## Instructions to follow
Without including any images, reproduce each entry exactly.

## Collected data entries

━━━━━━━━━━━━━━━━

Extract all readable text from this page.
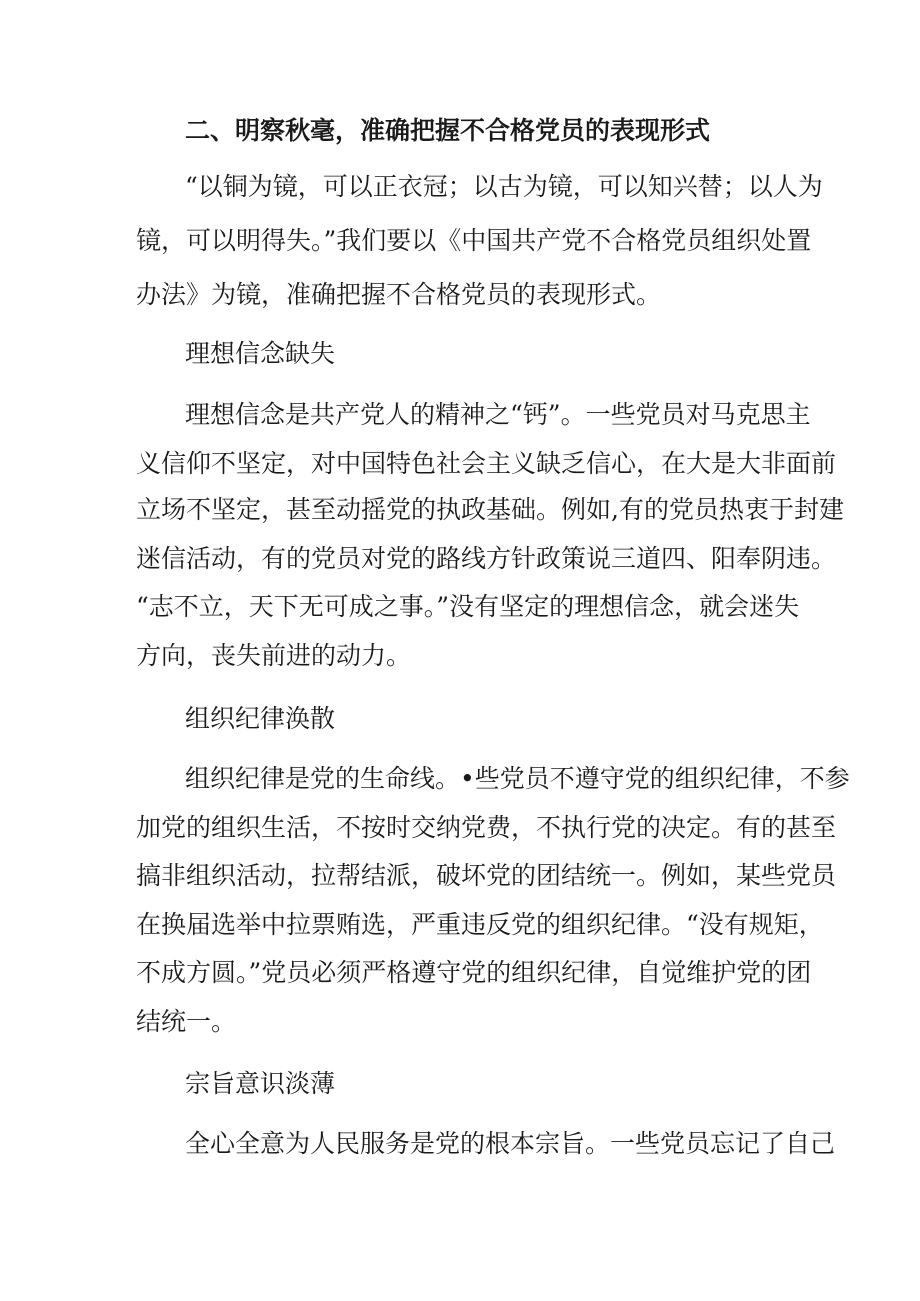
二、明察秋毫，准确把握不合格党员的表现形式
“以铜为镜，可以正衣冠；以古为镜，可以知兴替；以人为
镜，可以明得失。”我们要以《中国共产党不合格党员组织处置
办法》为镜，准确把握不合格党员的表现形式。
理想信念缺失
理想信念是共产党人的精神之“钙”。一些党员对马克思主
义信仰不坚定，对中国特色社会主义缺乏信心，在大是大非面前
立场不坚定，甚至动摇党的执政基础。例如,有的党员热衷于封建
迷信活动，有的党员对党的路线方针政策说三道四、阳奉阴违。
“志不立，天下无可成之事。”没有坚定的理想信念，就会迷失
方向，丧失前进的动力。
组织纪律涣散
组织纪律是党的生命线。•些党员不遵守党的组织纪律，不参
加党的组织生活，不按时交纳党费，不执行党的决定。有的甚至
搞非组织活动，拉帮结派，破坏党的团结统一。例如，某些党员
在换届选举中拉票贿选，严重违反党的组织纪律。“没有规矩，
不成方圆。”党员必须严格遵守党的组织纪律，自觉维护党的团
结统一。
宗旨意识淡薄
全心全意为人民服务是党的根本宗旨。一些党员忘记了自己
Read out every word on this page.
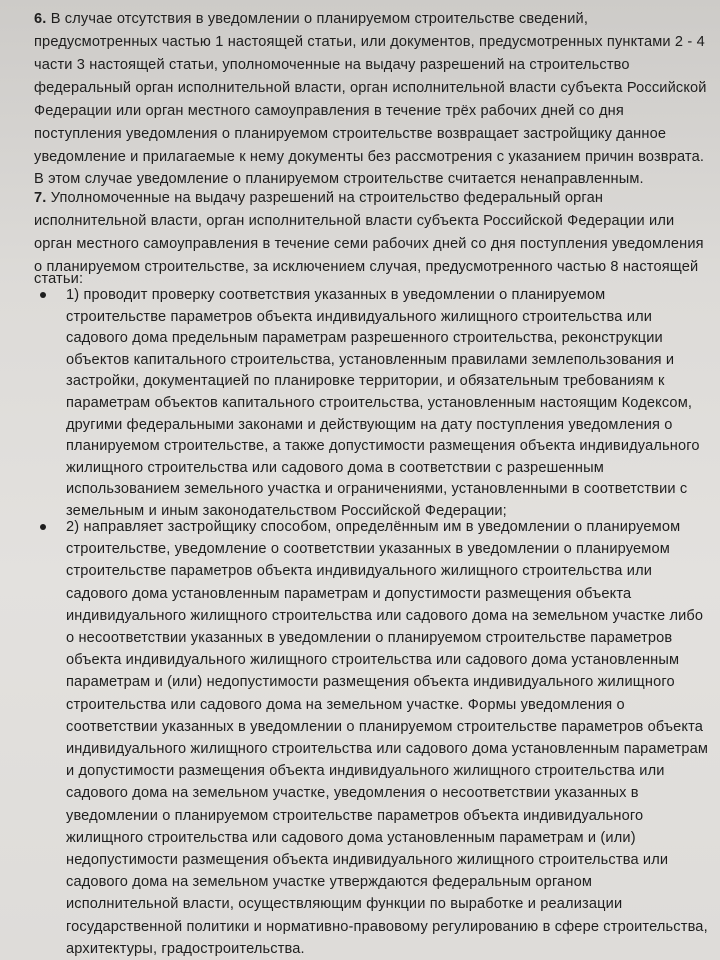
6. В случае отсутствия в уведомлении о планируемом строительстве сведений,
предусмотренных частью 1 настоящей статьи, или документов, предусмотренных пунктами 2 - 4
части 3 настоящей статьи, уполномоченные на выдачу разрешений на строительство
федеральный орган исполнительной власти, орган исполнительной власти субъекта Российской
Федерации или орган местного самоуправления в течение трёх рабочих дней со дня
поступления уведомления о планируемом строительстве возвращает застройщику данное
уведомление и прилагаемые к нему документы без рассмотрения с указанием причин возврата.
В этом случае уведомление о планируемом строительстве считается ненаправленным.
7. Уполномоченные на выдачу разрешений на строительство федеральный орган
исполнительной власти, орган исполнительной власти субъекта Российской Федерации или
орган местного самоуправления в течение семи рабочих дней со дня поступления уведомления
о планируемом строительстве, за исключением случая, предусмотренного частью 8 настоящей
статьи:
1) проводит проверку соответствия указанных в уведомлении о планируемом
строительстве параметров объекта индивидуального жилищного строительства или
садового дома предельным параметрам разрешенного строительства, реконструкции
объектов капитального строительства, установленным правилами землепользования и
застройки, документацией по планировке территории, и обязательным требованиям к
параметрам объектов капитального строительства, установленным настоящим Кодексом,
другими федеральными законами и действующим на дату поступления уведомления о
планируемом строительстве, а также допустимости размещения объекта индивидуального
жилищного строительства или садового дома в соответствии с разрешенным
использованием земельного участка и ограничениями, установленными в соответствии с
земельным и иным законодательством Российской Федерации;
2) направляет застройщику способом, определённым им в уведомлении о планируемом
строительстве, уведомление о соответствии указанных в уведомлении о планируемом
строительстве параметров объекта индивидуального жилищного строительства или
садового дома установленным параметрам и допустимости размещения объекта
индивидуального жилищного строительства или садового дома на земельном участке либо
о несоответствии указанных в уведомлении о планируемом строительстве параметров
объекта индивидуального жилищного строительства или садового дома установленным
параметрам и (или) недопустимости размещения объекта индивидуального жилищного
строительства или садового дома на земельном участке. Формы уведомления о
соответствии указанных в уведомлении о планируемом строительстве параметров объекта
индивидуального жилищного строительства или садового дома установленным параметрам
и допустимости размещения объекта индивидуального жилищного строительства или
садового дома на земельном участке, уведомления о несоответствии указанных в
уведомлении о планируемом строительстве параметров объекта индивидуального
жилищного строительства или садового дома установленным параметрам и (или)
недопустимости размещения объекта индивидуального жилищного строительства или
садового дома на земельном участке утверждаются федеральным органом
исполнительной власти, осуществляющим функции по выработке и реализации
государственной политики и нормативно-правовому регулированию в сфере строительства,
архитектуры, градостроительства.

━━━━━━━━━━━━━━━━

## Result of this exercise
Extract all readable text from this page.
二、明察秋毫，准确把握不合格党员的表现形式
“以铜为镜，可以正衣冠；以古为镜，可以知兴替；以人为
镜，可以明得失。”我们要以《中国共产党不合格党员组织处置
办法》为镜，准确把握不合格党员的表现形式。
理想信念缺失
理想信念是共产党人的精神之“钙”。一些党员对马克思主
义信仰不坚定，对中国特色社会主义缺乏信心，在大是大非面前
立场不坚定，甚至动摇党的执政基础。例如,有的党员热衷于封建
迷信活动，有的党员对党的路线方针政策说三道四、阳奉阴违。
“志不立，天下无可成之事。”没有坚定的理想信念，就会迷失
方向，丧失前进的动力。
组织纪律涣散
组织纪律是党的生命线。•些党员不遵守党的组织纪律，不参
加党的组织生活，不按时交纳党费，不执行党的决定。有的甚至
搞非组织活动，拉帮结派，破坏党的团结统一。例如，某些党员
在换届选举中拉票贿选，严重违反党的组织纪律。“没有规矩，
不成方圆。”党员必须严格遵守党的组织纪律，自觉维护党的团
结统一。
宗旨意识淡薄
全心全意为人民服务是党的根本宗旨。一些党员忘记了自己
Read out every word on this page.
6. В случае отсутствия в уведомлении о планируемом строительстве сведений,
предусмотренных частью 1 настоящей статьи, или документов, предусмотренных пунктами 2 - 4
части 3 настоящей статьи, уполномоченные на выдачу разрешений на строительство
федеральный орган исполнительной власти, орган исполнительной власти субъекта Российской
Федерации или орган местного самоуправления в течение трёх рабочих дней со дня
поступления уведомления о планируемом строительстве возвращает застройщику данное
уведомление и прилагаемые к нему документы без рассмотрения с указанием причин возврата.
В этом случае уведомление о планируемом строительстве считается ненаправленным.
7. Уполномоченные на выдачу разрешений на строительство федеральный орган
исполнительной власти, орган исполнительной власти субъекта Российской Федерации или
орган местного самоуправления в течение семи рабочих дней со дня поступления уведомления
о планируемом строительстве, за исключением случая, предусмотренного частью 8 настоящей
статьи:
1) проводит проверку соответствия указанных в уведомлении о планируемом
строительстве параметров объекта индивидуального жилищного строительства или
садового дома предельным параметрам разрешенного строительства, реконструкции
объектов капитального строительства, установленным правилами землепользования и
застройки, документацией по планировке территории, и обязательным требованиям к
параметрам объектов капитального строительства, установленным настоящим Кодексом,
другими федеральными законами и действующим на дату поступления уведомления о
планируемом строительстве, а также допустимости размещения объекта индивидуального
жилищного строительства или садового дома в соответствии с разрешенным
использованием земельного участка и ограничениями, установленными в соответствии с
земельным и иным законодательством Российской Федерации;
2) направляет застройщику способом, определённым им в уведомлении о планируемом
строительстве, уведомление о соответствии указанных в уведомлении о планируемом
строительстве параметров объекта индивидуального жилищного строительства или
садового дома установленным параметрам и допустимости размещения объекта
индивидуального жилищного строительства или садового дома на земельном участке либо
о несоответствии указанных в уведомлении о планируемом строительстве параметров
объекта индивидуального жилищного строительства или садового дома установленным
параметрам и (или) недопустимости размещения объекта индивидуального жилищного
строительства или садового дома на земельном участке. Формы уведомления о
соответствии указанных в уведомлении о планируемом строительстве параметров объекта
индивидуального жилищного строительства или садового дома установленным параметрам
и допустимости размещения объекта индивидуального жилищного строительства или
садового дома на земельном участке, уведомления о несоответствии указанных в
уведомлении о планируемом строительстве параметров объекта индивидуального
жилищного строительства или садового дома установленным параметрам и (или)
недопустимости размещения объекта индивидуального жилищного строительства или
садового дома на земельном участке утверждаются федеральным органом
исполнительной власти, осуществляющим функции по выработке и реализации
государственной политики и нормативно-правовому регулированию в сфере строительства,
архитектуры, градостроительства.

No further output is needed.